### [WHAT YOU ARE ASKED TO DO]
Review the listing and copy each line that holds the word "structured".

Records that describe figures:
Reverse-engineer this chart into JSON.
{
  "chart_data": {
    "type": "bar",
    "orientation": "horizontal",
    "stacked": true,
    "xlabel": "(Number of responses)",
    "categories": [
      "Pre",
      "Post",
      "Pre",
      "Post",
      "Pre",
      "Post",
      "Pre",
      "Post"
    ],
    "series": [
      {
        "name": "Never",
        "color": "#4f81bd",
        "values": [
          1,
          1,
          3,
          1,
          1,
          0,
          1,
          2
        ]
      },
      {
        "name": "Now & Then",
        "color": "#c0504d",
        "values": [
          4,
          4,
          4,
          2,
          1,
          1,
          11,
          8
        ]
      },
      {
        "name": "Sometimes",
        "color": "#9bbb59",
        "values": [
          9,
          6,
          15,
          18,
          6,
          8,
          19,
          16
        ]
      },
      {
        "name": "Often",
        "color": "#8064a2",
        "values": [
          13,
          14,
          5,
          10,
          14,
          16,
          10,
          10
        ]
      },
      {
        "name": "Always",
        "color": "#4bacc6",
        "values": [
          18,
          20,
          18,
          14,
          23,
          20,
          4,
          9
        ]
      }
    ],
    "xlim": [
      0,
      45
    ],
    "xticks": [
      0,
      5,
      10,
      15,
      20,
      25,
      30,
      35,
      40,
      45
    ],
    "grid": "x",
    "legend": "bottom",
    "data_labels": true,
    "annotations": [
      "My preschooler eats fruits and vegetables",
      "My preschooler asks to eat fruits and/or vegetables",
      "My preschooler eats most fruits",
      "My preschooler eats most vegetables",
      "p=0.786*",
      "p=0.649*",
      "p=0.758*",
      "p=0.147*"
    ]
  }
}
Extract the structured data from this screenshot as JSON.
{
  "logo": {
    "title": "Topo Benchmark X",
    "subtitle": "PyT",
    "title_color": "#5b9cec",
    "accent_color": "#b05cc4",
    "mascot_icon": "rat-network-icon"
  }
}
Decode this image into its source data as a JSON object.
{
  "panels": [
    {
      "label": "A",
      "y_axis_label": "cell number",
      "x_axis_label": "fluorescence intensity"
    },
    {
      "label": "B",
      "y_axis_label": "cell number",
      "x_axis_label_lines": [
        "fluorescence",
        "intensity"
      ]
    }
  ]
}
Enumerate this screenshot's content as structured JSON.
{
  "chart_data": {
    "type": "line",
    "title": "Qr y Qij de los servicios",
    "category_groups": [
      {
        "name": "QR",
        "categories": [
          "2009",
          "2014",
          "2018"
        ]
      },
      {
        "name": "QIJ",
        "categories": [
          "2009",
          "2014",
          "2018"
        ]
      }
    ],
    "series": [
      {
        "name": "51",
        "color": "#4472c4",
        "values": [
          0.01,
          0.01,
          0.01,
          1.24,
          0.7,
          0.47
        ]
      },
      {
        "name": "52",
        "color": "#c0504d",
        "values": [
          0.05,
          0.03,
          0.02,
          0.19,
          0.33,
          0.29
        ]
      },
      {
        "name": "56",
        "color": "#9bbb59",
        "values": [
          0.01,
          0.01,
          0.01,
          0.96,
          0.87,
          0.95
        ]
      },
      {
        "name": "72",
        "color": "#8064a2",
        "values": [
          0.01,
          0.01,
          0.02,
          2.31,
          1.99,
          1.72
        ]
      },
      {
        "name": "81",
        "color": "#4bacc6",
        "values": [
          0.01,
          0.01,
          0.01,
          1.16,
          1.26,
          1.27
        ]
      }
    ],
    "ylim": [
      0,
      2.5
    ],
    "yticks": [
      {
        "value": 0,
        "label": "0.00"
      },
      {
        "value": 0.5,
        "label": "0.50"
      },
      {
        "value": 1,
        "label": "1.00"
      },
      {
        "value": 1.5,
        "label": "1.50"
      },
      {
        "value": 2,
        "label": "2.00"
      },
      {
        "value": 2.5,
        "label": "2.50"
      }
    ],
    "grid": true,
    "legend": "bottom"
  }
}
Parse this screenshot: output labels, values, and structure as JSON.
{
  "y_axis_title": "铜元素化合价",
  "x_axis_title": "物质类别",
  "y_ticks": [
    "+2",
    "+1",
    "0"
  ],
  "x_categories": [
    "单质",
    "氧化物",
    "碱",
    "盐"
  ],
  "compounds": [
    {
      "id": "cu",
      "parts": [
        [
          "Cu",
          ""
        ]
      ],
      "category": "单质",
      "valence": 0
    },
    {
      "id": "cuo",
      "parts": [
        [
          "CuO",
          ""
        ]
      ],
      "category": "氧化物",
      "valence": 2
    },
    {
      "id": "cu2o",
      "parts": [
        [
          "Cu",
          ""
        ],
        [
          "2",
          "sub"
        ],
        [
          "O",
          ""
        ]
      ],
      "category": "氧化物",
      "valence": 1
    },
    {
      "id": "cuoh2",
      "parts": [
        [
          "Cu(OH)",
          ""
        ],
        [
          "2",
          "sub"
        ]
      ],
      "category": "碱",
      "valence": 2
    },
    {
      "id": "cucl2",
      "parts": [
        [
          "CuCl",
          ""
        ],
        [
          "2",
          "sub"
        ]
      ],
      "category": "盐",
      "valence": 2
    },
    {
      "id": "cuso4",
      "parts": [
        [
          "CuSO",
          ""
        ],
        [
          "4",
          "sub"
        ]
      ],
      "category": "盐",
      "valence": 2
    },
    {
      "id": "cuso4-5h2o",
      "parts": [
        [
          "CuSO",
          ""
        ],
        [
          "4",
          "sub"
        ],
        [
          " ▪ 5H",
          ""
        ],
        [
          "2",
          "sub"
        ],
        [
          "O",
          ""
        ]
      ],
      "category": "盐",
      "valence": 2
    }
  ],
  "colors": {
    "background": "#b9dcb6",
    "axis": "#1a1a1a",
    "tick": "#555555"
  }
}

### [REPLY]
Extract the structured data from this screenshot as JSON.
Enumerate this screenshot's content as structured JSON.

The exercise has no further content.